**AIM OF THE EXERCISE**
Make an exact copy of the listing below.

# GIVEN ENTRIES start

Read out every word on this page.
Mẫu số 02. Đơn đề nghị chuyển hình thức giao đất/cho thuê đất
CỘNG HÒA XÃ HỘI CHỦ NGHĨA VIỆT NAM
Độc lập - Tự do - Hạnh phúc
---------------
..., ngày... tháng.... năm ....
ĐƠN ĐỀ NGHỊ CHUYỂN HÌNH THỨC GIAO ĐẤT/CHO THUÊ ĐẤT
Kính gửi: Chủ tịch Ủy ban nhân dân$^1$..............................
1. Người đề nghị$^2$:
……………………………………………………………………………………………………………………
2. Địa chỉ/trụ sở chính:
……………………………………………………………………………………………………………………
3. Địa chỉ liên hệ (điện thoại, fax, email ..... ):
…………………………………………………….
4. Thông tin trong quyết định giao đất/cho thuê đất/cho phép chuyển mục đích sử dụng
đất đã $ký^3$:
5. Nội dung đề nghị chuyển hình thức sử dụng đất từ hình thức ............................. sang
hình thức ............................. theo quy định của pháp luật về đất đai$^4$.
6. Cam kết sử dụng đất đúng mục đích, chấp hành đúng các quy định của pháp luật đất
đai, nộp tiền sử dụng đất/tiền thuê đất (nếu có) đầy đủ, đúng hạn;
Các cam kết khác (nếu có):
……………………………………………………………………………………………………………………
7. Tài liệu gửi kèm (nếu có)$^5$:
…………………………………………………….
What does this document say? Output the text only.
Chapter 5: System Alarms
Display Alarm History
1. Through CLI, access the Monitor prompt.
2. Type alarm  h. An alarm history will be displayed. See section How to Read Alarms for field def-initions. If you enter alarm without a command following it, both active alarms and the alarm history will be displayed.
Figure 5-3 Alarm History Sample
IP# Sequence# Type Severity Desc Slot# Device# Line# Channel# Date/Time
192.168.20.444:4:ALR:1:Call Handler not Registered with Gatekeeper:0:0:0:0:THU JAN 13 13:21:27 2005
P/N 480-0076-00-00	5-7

# GIVEN ENTRIES end

**CORRECT OUTPUT**
Read out every word on this page.
Mẫu số 02. Đơn đề nghị chuyển hình thức giao đất/cho thuê đất
CỘNG HÒA XÃ HỘI CHỦ NGHĨA VIỆT NAM
Độc lập - Tự do - Hạnh phúc
---------------
..., ngày... tháng.... năm ....
ĐƠN ĐỀ NGHỊ CHUYỂN HÌNH THỨC GIAO ĐẤT/CHO THUÊ ĐẤT
Kính gửi: Chủ tịch Ủy ban nhân dân$^1$..............................
1. Người đề nghị$^2$:
……………………………………………………………………………………………………………………
2. Địa chỉ/trụ sở chính:
……………………………………………………………………………………………………………………
3. Địa chỉ liên hệ (điện thoại, fax, email ..... ):
…………………………………………………….
4. Thông tin trong quyết định giao đất/cho thuê đất/cho phép chuyển mục đích sử dụng
đất đã $ký^3$:
5. Nội dung đề nghị chuyển hình thức sử dụng đất từ hình thức ............................. sang
hình thức ............................. theo quy định của pháp luật về đất đai$^4$.
6. Cam kết sử dụng đất đúng mục đích, chấp hành đúng các quy định của pháp luật đất
đai, nộp tiền sử dụng đất/tiền thuê đất (nếu có) đầy đủ, đúng hạn;
Các cam kết khác (nếu có):
……………………………………………………………………………………………………………………
7. Tài liệu gửi kèm (nếu có)$^5$:
…………………………………………………….
What does this document say? Output the text only.
Chapter 5: System Alarms
Display Alarm History
1. Through CLI, access the Monitor prompt.
2. Type alarm  h. An alarm history will be displayed. See section How to Read Alarms for field def-initions. If you enter alarm without a command following it, both active alarms and the alarm history will be displayed.
Figure 5-3 Alarm History Sample
IP# Sequence# Type Severity Desc Slot# Device# Line# Channel# Date/Time
192.168.20.444:4:ALR:1:Call Handler not Registered with Gatekeeper:0:0:0:0:THU JAN 13 13:21:27 2005
P/N 480-0076-00-00	5-7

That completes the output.